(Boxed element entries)
-=-=-

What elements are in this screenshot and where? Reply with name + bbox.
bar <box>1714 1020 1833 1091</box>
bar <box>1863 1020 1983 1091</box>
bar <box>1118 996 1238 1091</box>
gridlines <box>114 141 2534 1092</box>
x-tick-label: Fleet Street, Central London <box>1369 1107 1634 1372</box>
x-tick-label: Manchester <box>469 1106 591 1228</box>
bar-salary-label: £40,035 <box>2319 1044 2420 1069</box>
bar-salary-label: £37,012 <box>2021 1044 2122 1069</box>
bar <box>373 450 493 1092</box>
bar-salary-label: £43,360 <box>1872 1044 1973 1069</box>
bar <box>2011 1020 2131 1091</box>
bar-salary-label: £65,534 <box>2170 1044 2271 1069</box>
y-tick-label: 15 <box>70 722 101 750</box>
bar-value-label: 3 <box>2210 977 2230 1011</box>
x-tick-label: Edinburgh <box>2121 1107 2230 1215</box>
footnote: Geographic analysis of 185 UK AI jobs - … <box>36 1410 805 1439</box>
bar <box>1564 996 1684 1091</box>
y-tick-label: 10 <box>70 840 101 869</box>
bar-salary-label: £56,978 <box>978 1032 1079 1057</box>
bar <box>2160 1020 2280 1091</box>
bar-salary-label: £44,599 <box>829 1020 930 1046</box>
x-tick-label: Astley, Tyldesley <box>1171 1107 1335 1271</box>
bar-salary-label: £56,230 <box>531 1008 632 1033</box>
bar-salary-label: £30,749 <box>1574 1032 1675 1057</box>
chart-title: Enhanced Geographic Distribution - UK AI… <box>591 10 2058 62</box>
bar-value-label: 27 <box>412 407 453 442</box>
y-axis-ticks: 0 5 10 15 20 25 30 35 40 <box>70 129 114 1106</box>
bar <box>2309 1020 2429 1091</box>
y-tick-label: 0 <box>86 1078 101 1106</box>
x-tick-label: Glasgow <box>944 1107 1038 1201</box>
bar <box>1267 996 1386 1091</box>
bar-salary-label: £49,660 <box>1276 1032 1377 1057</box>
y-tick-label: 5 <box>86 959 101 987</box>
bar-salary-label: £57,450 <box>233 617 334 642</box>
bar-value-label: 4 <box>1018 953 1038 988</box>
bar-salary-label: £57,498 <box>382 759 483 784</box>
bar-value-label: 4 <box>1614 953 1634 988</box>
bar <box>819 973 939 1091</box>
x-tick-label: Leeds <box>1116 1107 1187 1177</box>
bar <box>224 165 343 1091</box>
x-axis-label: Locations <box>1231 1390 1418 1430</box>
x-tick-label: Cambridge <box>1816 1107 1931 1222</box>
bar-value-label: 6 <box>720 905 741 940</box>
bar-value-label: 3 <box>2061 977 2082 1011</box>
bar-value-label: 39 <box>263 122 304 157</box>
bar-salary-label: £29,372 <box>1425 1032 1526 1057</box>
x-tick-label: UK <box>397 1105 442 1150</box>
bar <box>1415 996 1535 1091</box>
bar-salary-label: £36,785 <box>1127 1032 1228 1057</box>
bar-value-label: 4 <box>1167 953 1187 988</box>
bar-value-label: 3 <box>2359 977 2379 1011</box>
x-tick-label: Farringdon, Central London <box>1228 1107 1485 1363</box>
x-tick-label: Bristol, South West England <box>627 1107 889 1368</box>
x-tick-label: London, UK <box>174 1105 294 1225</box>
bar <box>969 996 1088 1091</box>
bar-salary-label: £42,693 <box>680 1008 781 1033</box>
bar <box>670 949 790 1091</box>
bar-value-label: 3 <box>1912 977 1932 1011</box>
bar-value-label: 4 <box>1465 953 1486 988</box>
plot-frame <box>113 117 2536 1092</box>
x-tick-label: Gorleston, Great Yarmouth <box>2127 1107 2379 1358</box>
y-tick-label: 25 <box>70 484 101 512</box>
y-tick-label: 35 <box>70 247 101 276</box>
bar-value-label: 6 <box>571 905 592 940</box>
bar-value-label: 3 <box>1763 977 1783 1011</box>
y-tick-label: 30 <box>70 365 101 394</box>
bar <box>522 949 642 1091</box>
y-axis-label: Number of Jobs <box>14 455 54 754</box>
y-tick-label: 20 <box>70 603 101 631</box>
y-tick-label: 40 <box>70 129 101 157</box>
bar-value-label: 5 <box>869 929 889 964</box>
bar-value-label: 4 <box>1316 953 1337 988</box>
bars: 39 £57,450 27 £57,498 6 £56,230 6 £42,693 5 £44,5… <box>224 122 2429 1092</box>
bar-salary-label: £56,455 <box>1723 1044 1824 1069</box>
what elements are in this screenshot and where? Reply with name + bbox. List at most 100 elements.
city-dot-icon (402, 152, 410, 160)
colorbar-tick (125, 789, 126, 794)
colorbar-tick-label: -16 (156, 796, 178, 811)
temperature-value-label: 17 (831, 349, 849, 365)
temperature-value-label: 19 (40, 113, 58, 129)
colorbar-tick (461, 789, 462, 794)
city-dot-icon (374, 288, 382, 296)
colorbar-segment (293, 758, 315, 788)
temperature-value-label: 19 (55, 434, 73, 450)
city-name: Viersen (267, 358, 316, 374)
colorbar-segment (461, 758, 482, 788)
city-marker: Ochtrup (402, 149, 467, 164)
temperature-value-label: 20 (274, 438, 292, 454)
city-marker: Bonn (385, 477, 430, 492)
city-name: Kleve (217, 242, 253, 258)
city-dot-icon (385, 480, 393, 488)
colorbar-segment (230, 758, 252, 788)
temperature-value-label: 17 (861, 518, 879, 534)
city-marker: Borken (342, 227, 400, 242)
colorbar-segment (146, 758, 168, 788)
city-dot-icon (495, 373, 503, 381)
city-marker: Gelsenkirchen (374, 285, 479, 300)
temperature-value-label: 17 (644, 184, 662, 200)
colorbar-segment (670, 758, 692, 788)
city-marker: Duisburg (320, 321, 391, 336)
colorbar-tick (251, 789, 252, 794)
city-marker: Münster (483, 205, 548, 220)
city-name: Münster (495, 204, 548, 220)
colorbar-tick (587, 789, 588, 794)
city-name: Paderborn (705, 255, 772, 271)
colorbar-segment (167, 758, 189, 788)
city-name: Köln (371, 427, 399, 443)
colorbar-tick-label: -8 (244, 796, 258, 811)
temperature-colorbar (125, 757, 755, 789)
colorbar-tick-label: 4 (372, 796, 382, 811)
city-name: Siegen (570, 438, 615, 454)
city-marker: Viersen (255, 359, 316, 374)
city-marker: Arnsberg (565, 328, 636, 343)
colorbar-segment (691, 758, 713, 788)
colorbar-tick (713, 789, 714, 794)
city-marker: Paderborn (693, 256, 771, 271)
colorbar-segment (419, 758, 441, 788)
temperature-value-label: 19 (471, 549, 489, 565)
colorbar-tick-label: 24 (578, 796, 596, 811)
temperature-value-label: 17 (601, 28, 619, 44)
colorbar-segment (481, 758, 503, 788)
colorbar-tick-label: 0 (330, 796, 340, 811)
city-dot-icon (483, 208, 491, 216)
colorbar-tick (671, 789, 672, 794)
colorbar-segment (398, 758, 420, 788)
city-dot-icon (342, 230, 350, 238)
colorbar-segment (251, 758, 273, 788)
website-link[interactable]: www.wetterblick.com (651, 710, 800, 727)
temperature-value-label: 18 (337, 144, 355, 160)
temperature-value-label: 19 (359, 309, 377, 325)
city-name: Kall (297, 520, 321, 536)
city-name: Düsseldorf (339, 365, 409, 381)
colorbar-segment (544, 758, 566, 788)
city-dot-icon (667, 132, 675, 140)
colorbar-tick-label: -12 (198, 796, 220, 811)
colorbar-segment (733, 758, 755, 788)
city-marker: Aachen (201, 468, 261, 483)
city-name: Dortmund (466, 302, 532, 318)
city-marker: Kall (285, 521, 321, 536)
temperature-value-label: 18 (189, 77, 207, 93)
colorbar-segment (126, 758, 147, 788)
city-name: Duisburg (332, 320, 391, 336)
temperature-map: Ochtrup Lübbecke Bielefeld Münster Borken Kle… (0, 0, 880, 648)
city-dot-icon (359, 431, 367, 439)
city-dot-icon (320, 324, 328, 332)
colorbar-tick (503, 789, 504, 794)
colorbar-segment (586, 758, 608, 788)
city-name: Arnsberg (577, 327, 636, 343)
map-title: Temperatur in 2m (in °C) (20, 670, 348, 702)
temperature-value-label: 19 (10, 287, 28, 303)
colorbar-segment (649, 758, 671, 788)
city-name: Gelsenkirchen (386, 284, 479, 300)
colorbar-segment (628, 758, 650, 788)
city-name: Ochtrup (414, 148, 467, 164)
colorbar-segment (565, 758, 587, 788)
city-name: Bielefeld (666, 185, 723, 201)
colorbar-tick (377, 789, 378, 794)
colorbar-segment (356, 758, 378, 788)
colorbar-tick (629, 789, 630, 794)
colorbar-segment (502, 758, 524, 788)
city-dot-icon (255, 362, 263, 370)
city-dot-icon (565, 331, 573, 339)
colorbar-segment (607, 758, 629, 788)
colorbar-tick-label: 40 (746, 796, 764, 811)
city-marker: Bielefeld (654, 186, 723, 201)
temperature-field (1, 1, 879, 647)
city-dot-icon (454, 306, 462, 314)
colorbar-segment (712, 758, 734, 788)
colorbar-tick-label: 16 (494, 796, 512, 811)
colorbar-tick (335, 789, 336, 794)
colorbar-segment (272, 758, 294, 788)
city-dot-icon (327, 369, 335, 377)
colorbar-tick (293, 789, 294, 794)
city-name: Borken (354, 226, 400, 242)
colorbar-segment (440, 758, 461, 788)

-=-=-

▶ _Task instructions_
Reproduce the entries from the start through the line containing "gridlines <box>114 141 2534 1092</box>", changing "bar" to "column" and keeping everything else the same.

▶ _Reply to the exercise_
What elements are in this screenshot and where? Reply with name + bbox.
column <box>1714 1020 1833 1091</box>
column <box>1863 1020 1983 1091</box>
column <box>1118 996 1238 1091</box>
gridlines <box>114 141 2534 1092</box>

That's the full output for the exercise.